===== SOURCE MATERIAL =====

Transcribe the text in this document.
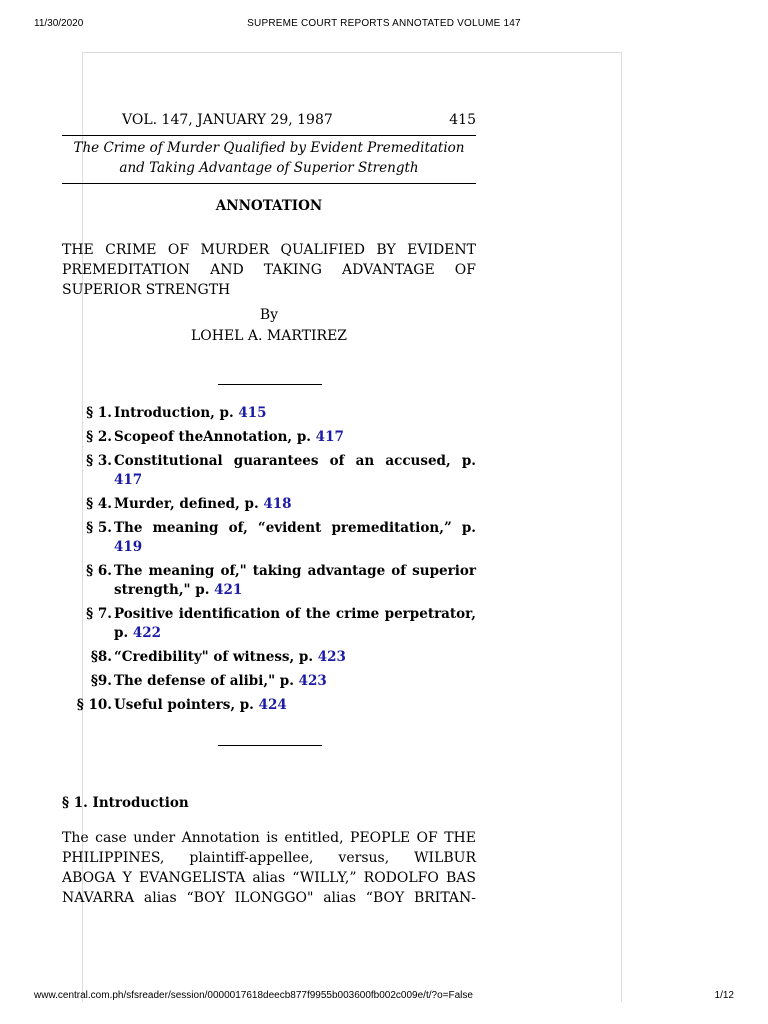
11/30/2020	SUPREME COURT REPORTS ANNOTATED VOLUME 147
VOL. 147, JANUARY 29, 1987	415
The Crime of Murder Qualified by Evident Premeditation
and Taking Advantage of Superior Strength
ANNOTATION
THE CRIME OF MURDER QUALIFIED BY EVIDENT PREMEDITATION AND TAKING ADVANTAGE OF SUPERIOR STRENGTH
By
LOHEL A. MARTIREZ
§ 1. Introduction, p. 415
§ 2. Scopeof theAnnotation, p. 417
§ 3. Constitutional guarantees of an accused, p. 417
§ 4. Murder, defined, p. 418
§ 5. The meaning of, “evident premeditation,” p. 419
§ 6. The meaning of," taking advantage of superior strength," p. 421
§ 7. Positive identification of the crime perpetrator, p. 422
§8. “Credibility" of witness, p. 423
§9. The defense of alibi," p. 423
§ 10. Useful pointers, p. 424
§ 1. Introduction
The case under Annotation is entitled, PEOPLE OF THE
PHILIPPINES, plaintiff-appellee, versus, WILBUR
ABOGA Y EVANGELISTA alias “WILLY,” RODOLFO BAS
NAVARRA alias “BOY ILONGGO" alias “BOY BRITAN-
www.central.com.ph/sfsreader/session/0000017618deecb877f9955b003600fb002c009e/t/?o=False	1/12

=====

All the records need to be repeated exactly, with the images dropped.

— RESULT BELOW —
Transcribe the text in this document.
11/30/2020	SUPREME COURT REPORTS ANNOTATED VOLUME 147
VOL. 147, JANUARY 29, 1987	415
The Crime of Murder Qualified by Evident Premeditation
and Taking Advantage of Superior Strength
ANNOTATION
THE CRIME OF MURDER QUALIFIED BY EVIDENT PREMEDITATION AND TAKING ADVANTAGE OF SUPERIOR STRENGTH
By
LOHEL A. MARTIREZ
§ 1. Introduction, p. 415
§ 2. Scopeof theAnnotation, p. 417
§ 3. Constitutional guarantees of an accused, p. 417
§ 4. Murder, defined, p. 418
§ 5. The meaning of, “evident premeditation,” p. 419
§ 6. The meaning of," taking advantage of superior strength," p. 421
§ 7. Positive identification of the crime perpetrator, p. 422
§8. “Credibility" of witness, p. 423
§9. The defense of alibi," p. 423
§ 10. Useful pointers, p. 424
§ 1. Introduction
The case under Annotation is entitled, PEOPLE OF THE
PHILIPPINES, plaintiff-appellee, versus, WILBUR
ABOGA Y EVANGELISTA alias “WILLY,” RODOLFO BAS
NAVARRA alias “BOY ILONGGO" alias “BOY BRITAN-
www.central.com.ph/sfsreader/session/0000017618deecb877f9955b003600fb002c009e/t/?o=False	1/12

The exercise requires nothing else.